Turn the data below into a Markdown table with the columns "No." and "Entry," giving each line a numbered row of its own and skipping blank lines. Leave the pictures out of the table.
___ Dataset excerpts ___
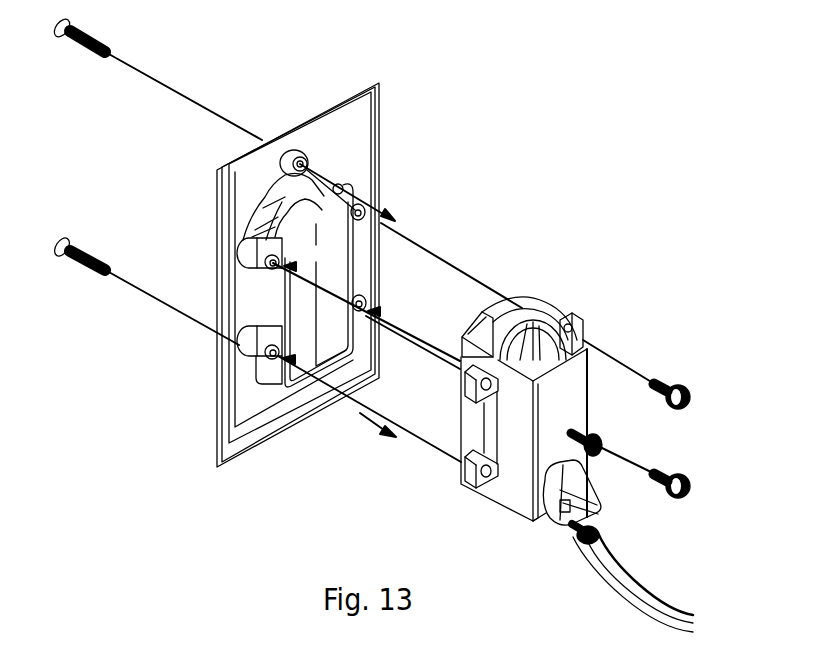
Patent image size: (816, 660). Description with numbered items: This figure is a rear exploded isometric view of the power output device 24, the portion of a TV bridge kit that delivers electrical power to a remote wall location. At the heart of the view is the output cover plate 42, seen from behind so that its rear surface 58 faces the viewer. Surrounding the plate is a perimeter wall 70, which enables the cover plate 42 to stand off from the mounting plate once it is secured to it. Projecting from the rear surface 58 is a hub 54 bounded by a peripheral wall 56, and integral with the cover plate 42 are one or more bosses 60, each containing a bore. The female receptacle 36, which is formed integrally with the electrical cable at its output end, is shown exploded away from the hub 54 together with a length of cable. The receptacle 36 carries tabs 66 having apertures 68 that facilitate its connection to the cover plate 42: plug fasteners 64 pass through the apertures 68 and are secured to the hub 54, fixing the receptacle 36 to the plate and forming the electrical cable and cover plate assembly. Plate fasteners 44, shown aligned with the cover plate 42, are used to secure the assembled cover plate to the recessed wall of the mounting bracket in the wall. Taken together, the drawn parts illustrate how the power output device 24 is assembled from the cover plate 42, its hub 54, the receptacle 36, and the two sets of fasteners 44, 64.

The power output device 24 is at (516, 196).
The female receptacle 36 is at (510, 517).
The output cover plate 42 is at (287, 433).
The plate fasteners 44 is at (80, 267).
The hub 54 is at (250, 205).
The peripheral wall 56 is at (274, 370).
The rear surface 58 is at (344, 158).
The bosses 60 is at (380, 284).
The plug fasteners 64 is at (668, 383).
The tabs 66 is at (570, 318).
The apertures 68 is at (583, 327).
The perimeter wall 70 is at (372, 128).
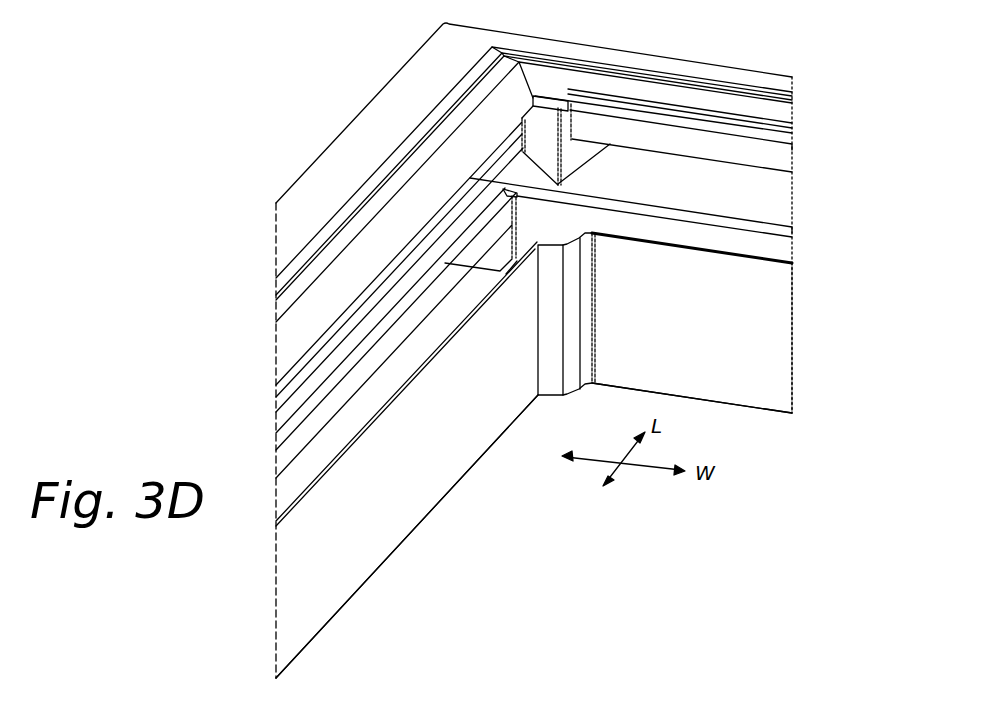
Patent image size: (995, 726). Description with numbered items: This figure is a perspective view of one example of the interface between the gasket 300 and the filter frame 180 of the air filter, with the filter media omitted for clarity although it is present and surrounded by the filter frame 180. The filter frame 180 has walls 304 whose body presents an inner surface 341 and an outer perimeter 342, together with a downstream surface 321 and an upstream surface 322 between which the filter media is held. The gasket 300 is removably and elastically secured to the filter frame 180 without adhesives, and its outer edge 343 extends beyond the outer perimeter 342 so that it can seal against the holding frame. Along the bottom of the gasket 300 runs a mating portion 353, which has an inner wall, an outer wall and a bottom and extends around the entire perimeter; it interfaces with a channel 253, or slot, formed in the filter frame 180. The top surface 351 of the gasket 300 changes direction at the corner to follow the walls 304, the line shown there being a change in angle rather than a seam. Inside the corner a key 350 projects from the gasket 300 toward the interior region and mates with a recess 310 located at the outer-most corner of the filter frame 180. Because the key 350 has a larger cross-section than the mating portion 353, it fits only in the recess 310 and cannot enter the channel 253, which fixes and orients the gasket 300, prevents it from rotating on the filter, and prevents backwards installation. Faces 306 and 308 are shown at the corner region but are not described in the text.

The gasket 300 is at (378, 63).
The outer edge 343 is at (356, 115).
The top surface 351 is at (330, 161).
The key 350 is at (559, 158).
The mating portion 353 is at (780, 158).
The outer perimeter 342 is at (760, 230).
The channel 253 is at (780, 248).
The recesses 310 is at (571, 241).
The flat end face 306 is at (550, 355).
The curved end face 308 is at (585, 300).
The walls 304 is at (780, 300).
The inner surface 341 is at (780, 340).
The filter frame 180 is at (766, 383).
The downstream surface 321 is at (350, 447).
The upstream surface 322 is at (350, 597).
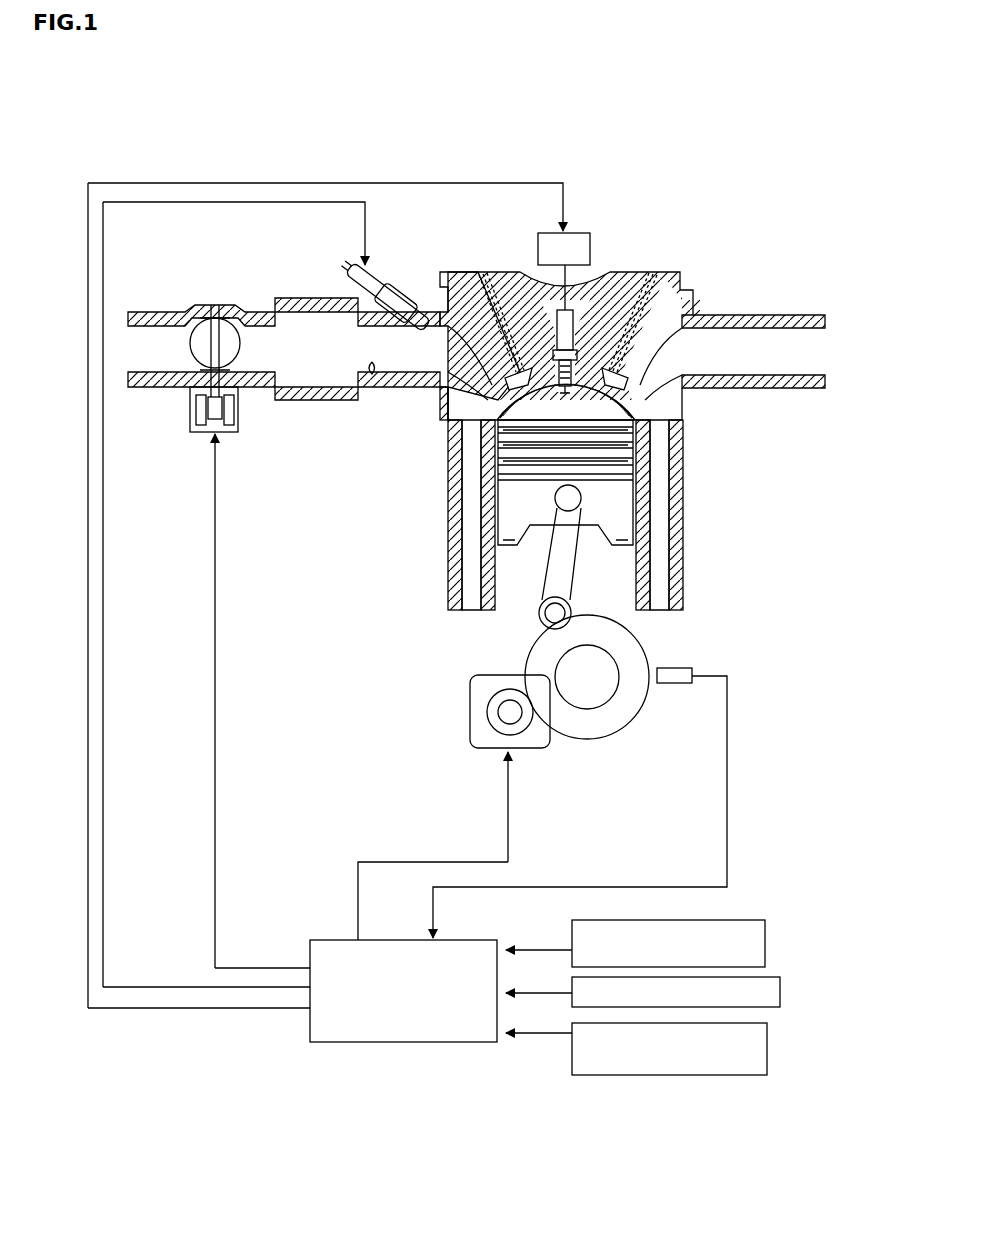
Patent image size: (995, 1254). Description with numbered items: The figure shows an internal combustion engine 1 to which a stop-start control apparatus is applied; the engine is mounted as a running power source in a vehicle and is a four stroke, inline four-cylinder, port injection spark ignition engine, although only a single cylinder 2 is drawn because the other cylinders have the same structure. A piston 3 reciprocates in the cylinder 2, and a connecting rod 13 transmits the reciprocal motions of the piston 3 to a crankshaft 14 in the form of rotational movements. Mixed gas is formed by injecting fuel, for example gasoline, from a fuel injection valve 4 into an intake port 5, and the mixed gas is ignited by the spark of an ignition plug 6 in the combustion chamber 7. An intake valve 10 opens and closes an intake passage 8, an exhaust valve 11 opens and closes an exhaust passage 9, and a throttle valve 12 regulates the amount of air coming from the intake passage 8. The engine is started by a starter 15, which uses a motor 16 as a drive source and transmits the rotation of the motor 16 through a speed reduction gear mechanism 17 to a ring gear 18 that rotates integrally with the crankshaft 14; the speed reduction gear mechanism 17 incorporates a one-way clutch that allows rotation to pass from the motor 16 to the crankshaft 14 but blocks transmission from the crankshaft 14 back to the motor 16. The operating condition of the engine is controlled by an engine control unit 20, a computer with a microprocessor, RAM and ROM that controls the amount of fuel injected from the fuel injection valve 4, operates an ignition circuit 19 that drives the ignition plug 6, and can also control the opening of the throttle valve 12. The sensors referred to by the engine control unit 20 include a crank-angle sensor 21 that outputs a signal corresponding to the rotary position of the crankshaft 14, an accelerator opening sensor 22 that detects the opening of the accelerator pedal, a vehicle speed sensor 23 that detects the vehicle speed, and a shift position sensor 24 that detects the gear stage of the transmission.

The internal combustion engine 1 is at (670, 228).
The cylinder 2 is at (630, 495).
The piston 3 is at (618, 528).
The fuel injection valve 4 is at (395, 290).
The intake port 5 is at (432, 403).
The ignition plug 6 is at (573, 330).
The combustion chamber 7 is at (607, 405).
The intake passage 8 is at (373, 366).
The exhaust passage 9 is at (752, 332).
The intake valve 10 is at (505, 365).
The exhaust valve 11 is at (640, 355).
The throttle valve 12 is at (230, 333).
The connecting rod 13 is at (557, 578).
The crankshaft 14 is at (573, 663).
The starter 15 is at (458, 710).
The motor 16 is at (483, 736).
The speed reduction gear mechanism 17 is at (497, 698).
The ring gear 18 is at (585, 740).
The ignition circuit 19 is at (588, 245).
The engine control unit 20 is at (325, 950).
The crank-angle sensor 21 is at (682, 666).
The accelerator opening sensor 22 is at (770, 955).
The vehicle speed sensor 23 is at (785, 993).
The shift position sensor 24 is at (770, 1050).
___
## Expected answer
| No. | Entry |
|---|---|
| 1 | Patent image size: (816, 660). Description with numbered items: This figure is a rear exploded isometric view of the power output device 24, the portion of a TV bridge kit that delivers electrical power to a remote wall location. At the heart of the view is the output cover plate 42, seen from behind so that its rear surface 58 faces the viewer. Surrounding the plate is a perimeter wall 70, which enables the cover plate 42 to stand off from the mounting plate once it is secured to it. Projecting from the rear surface 58 is a hub 54 bounded by a peripheral wall 56, and integral with the cover plate 42 are one or more bosses 60, each containing a bore. The female receptacle 36, which is formed integrally with the electrical cable at its output end, is shown exploded away from the hub 54 together with a length of cable. The receptacle 36 carries tabs 66 having apertures 68 that facilitate its connection to the cover plate 42: plug fasteners 64 pass through the apertures 68 and are secured to the hub 54, fixing the receptacle 36 to the plate and forming the electrical cable and cover plate assembly. Plate fasteners 44, shown aligned with the cover plate 42, are used to secure the assembled cover plate to the recessed wall of the mounting bracket in the wall. Taken together, the drawn parts illustrate how the power output device 24 is assembled from the cover plate 42, its hub 54, the receptacle 36, and the two sets of fasteners 44, 64. |
| 2 | The power output device 24 is at (516, 196). |
| 3 | The female receptacle 36 is at (510, 517). |
| 4 | The output cover plate 42 is at (287, 433). |
| 5 | The plate fasteners 44 is at (80, 267). |
| 6 | The hub 54 is at (250, 205). |
| 7 | The peripheral wall 56 is at (274, 370). |
| 8 | The rear surface 58 is at (344, 158). |
| 9 | The bosses 60 is at (380, 284). |
| 10 | The plug fasteners 64 is at (668, 383). |
| 11 | The tabs 66 is at (570, 318). |
| 12 | The apertures 68 is at (583, 327). |
| 13 | The perimeter wall 70 is at (372, 128). |
| 14 | Patent image size: (995, 726). Description with numbered items: This figure is a perspective view of one example of the interface between the gasket 300 and the filter frame 180 of the air filter, with the filter media omitted for clarity although it is present and surrounded by the filter frame 180. The filter frame 180 has walls 304 whose body presents an inner surface 341 and an outer perimeter 342, together with a downstream surface 321 and an upstream surface 322 between which the filter media is held. The gasket 300 is removably and elastically secured to the filter frame 180 without adhesives, and its outer edge 343 extends beyond the outer perimeter 342 so that it can seal against the holding frame. Along the bottom of the gasket 300 runs a mating portion 353, which has an inner wall, an outer wall and a bottom and extends around the entire perimeter; it interfaces with a channel 253, or slot, formed in the filter frame 180. The top surface 351 of the gasket 300 changes direction at the corner to follow the walls 304, the line shown there being a change in angle rather than a seam. Inside the corner a key 350 projects from the gasket 300 toward the interior region and mates with a recess 310 located at the outer-most corner of the filter frame 180. Because the key 350 has a larger cross-section than the mating portion 353, it fits only in the recess 310 and cannot enter the channel 253, which fixes and orients the gasket 300, prevents it from rotating on the filter, and prevents backwards installation. Faces 306 and 308 are shown at the corner region but are not described in the text. |
| 15 | The gasket 300 is at (378, 63). |
| 16 | The outer edge 343 is at (356, 115). |
| 17 | The top surface 351 is at (330, 161). |
| 18 | The key 350 is at (559, 158). |
| 19 | The mating portion 353 is at (780, 158). |
| 20 | The outer perimeter 342 is at (760, 230). |
| 21 | The channel 253 is at (780, 248). |
| 22 | The recesses 310 is at (571, 241). |
| 23 | The flat end face 306 is at (550, 355). |
| 24 | The curved end face 308 is at (585, 300). |
| 25 | The walls 304 is at (780, 300). |
| 26 | The inner surface 341 is at (780, 340). |
| 27 | The filter frame 180 is at (766, 383). |
| 28 | The downstream surface 321 is at (350, 447). |
| 29 | The upstream surface 322 is at (350, 597). |
| 30 | Patent image size: (995, 1254). Description with numbered items: The figure shows an internal combustion engine 1 to which a stop-start control apparatus is applied; the engine is mounted as a running power source in a vehicle and is a four stroke, inline four-cylinder, port injection spark ignition engine, although only a single cylinder 2 is drawn because the other cylinders have the same structure. A piston 3 reciprocates in the cylinder 2, and a connecting rod 13 transmits the reciprocal motions of the piston 3 to a crankshaft 14 in the form of rotational movements. Mixed gas is formed by injecting fuel, for example gasoline, from a fuel injection valve 4 into an intake port 5, and the mixed gas is ignited by the spark of an ignition plug 6 in the combustion chamber 7. An intake valve 10 opens and closes an intake passage 8, an exhaust valve 11 opens and closes an exhaust passage 9, and a throttle valve 12 regulates the amount of air coming from the intake passage 8. The engine is started by a starter 15, which uses a motor 16 as a drive source and transmits the rotation of the motor 16 through a speed reduction gear mechanism 17 to a ring gear 18 that rotates integrally with the crankshaft 14; the speed reduction gear mechanism 17 incorporates a one-way clutch that allows rotation to pass from the motor 16 to the crankshaft 14 but blocks transmission from the crankshaft 14 back to the motor 16. The operating condition of the engine is controlled by an engine control unit 20, a computer with a microprocessor, RAM and ROM that controls the amount of fuel injected from the fuel injection valve 4, operates an ignition circuit 19 that drives the ignition plug 6, and can also control the opening of the throttle valve 12. The sensors referred to by the engine control unit 20 include a crank-angle sensor 21 that outputs a signal corresponding to the rotary position of the crankshaft 14, an accelerator opening sensor 22 that detects the opening of the accelerator pedal, a vehicle speed sensor 23 that detects the vehicle speed, and a shift position sensor 24 that detects the gear stage of the transmission. |
| 31 | The internal combustion engine 1 is at (670, 228). |
| 32 | The cylinder 2 is at (630, 495). |
| 33 | The piston 3 is at (618, 528). |
| 34 | The fuel injection valve 4 is at (395, 290). |
| 35 | The intake port 5 is at (432, 403). |
| 36 | The ignition plug 6 is at (573, 330). |
| 37 | The combustion chamber 7 is at (607, 405). |
| 38 | The intake passage 8 is at (373, 366). |
| 39 | The exhaust passage 9 is at (752, 332). |
| 40 | The intake valve 10 is at (505, 365). |
| 41 | The exhaust valve 11 is at (640, 355). |
| 42 | The throttle valve 12 is at (230, 333). |
| 43 | The connecting rod 13 is at (557, 578). |
| 44 | The crankshaft 14 is at (573, 663). |
| 45 | The starter 15 is at (458, 710). |
| 46 | The motor 16 is at (483, 736). |
| 47 | The speed reduction gear mechanism 17 is at (497, 698). |
| 48 | The ring gear 18 is at (585, 740). |
| 49 | The ignition circuit 19 is at (588, 245). |
| 50 | The engine control unit 20 is at (325, 950). |
| 51 | The crank-angle sensor 21 is at (682, 666). |
| 52 | The accelerator opening sensor 22 is at (770, 955). |
| 53 | The vehicle speed sensor 23 is at (785, 993). |
| 54 | The shift position sensor 24 is at (770, 1050). |